* Begin EXERCISE INPUTS *

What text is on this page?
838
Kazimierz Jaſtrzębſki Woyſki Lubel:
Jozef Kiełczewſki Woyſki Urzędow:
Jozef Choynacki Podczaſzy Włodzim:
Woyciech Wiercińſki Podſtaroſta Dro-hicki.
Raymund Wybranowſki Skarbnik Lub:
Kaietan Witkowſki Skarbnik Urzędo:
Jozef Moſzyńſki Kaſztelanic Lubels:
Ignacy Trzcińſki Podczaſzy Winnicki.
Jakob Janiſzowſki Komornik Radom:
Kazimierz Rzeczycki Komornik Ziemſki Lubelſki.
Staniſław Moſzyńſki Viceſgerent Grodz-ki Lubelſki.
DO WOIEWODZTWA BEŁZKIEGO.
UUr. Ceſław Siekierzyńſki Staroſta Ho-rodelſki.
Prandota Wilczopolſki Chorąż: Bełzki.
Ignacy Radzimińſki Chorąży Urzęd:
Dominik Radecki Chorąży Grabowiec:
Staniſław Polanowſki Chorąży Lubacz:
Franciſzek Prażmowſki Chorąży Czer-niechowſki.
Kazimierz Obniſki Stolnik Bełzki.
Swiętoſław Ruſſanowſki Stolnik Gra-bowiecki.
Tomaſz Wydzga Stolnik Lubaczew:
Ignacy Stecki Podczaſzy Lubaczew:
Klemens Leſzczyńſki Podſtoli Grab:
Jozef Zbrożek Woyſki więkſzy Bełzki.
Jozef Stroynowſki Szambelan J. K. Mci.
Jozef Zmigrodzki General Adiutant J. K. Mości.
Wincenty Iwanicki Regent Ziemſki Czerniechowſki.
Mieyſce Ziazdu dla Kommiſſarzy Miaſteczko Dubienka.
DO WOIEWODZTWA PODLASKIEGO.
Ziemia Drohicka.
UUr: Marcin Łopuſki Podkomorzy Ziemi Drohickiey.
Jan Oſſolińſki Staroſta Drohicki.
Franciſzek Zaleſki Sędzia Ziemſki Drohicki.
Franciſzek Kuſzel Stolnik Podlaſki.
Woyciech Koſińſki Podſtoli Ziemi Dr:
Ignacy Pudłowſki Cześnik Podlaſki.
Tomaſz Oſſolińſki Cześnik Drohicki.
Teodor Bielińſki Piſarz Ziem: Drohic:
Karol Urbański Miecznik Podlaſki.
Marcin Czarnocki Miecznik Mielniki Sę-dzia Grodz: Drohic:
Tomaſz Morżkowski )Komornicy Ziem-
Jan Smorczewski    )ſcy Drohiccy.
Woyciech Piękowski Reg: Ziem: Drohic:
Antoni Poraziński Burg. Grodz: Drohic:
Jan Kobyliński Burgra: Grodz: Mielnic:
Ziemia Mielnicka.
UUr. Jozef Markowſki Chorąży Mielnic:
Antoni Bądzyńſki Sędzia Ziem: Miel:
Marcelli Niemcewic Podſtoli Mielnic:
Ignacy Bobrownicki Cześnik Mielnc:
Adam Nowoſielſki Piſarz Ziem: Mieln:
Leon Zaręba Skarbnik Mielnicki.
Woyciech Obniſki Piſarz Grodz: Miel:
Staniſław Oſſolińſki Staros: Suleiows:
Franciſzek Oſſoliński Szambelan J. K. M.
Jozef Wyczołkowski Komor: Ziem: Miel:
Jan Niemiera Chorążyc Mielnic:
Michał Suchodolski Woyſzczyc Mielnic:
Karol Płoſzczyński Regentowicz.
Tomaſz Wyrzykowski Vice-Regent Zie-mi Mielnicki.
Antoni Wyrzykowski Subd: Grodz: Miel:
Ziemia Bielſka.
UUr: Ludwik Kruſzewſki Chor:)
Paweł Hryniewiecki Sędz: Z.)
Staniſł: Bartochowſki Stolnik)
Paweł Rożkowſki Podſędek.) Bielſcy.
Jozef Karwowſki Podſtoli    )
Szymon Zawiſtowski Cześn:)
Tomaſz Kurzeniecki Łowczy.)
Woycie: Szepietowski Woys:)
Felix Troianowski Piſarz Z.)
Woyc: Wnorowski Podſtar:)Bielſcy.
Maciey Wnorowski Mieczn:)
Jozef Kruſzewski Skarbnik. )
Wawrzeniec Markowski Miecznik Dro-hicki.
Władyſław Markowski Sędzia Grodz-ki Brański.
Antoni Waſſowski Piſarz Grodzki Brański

* End EXERCISE INPUTS *

[WHAT YOU WILL DO] Lines from the records above that hold "Staniſław" are the ones to list.

[WORKED ANSWER]
Staniſław Moſzyńſki Viceſgerent Grodz-ki Lubelſki.
Staniſław Polanowſki Chorąży Lubacz:
Staniſław Oſſolińſki Staros: Suleiows:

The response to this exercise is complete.